▶ [GOAL]: Retype all material exactly. Pictures stay out of the copy.

Dataset rows about figures:
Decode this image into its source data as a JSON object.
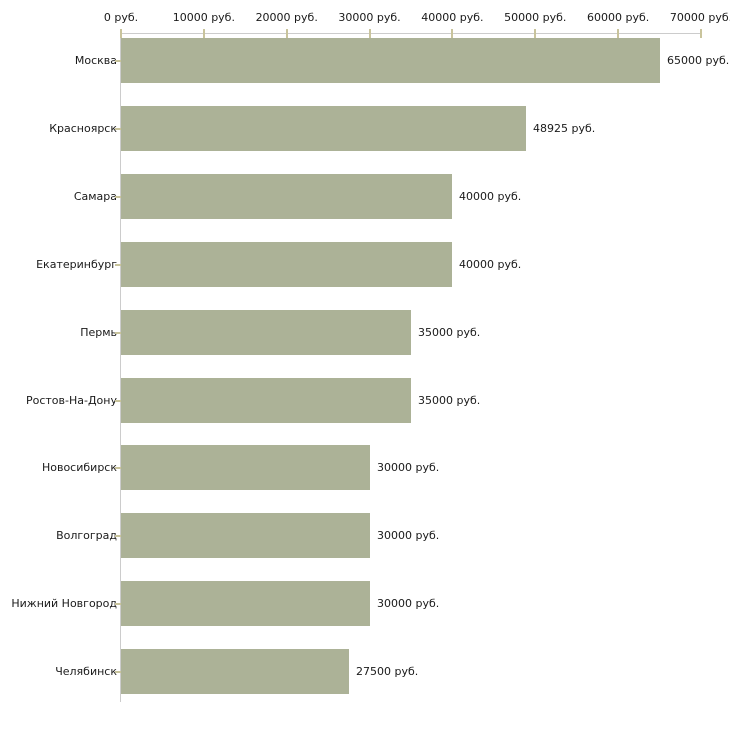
{
  "chart_data": {
    "type": "bar",
    "orientation": "horizontal",
    "title": "",
    "xlabel": "",
    "ylabel": "",
    "unit": "руб.",
    "categories": [
      "Москва",
      "Красноярск",
      "Самара",
      "Екатеринбург",
      "Пермь",
      "Ростов-На-Дону",
      "Новосибирск",
      "Волгоград",
      "Нижний Новгород",
      "Челябинск"
    ],
    "values": [
      65000,
      48925,
      40000,
      40000,
      35000,
      35000,
      30000,
      30000,
      30000,
      27500
    ],
    "value_labels": [
      "65000 руб.",
      "48925 руб.",
      "40000 руб.",
      "40000 руб.",
      "35000 руб.",
      "35000 руб.",
      "30000 руб.",
      "30000 руб.",
      "30000 руб.",
      "27500 руб."
    ],
    "x_ticks": [
      0,
      10000,
      20000,
      30000,
      40000,
      50000,
      60000,
      70000
    ],
    "x_tick_labels": [
      "0 руб.",
      "10000 руб.",
      "20000 руб.",
      "30000 руб.",
      "40000 руб.",
      "50000 руб.",
      "60000 руб.",
      "70000 руб."
    ],
    "xlim": [
      0,
      70000
    ],
    "grid": false,
    "legend": "none",
    "axis_position": "top",
    "bar_color": "#acb297",
    "axis_color": "#cccccc",
    "tick_color": "#c9c49c",
    "text_color": "#1a1a1a"
  }
}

▶ [TASK OUTPUT]:
Decode this image into its source data as a JSON object.
{
  "chart_data": {
    "type": "bar",
    "orientation": "horizontal",
    "title": "",
    "xlabel": "",
    "ylabel": "",
    "unit": "руб.",
    "categories": [
      "Москва",
      "Красноярск",
      "Самара",
      "Екатеринбург",
      "Пермь",
      "Ростов-На-Дону",
      "Новосибирск",
      "Волгоград",
      "Нижний Новгород",
      "Челябинск"
    ],
    "values": [
      65000,
      48925,
      40000,
      40000,
      35000,
      35000,
      30000,
      30000,
      30000,
      27500
    ],
    "value_labels": [
      "65000 руб.",
      "48925 руб.",
      "40000 руб.",
      "40000 руб.",
      "35000 руб.",
      "35000 руб.",
      "30000 руб.",
      "30000 руб.",
      "30000 руб.",
      "27500 руб."
    ],
    "x_ticks": [
      0,
      10000,
      20000,
      30000,
      40000,
      50000,
      60000,
      70000
    ],
    "x_tick_labels": [
      "0 руб.",
      "10000 руб.",
      "20000 руб.",
      "30000 руб.",
      "40000 руб.",
      "50000 руб.",
      "60000 руб.",
      "70000 руб."
    ],
    "xlim": [
      0,
      70000
    ],
    "grid": false,
    "legend": "none",
    "axis_position": "top",
    "bar_color": "#acb297",
    "axis_color": "#cccccc",
    "tick_color": "#c9c49c",
    "text_color": "#1a1a1a"
  }
}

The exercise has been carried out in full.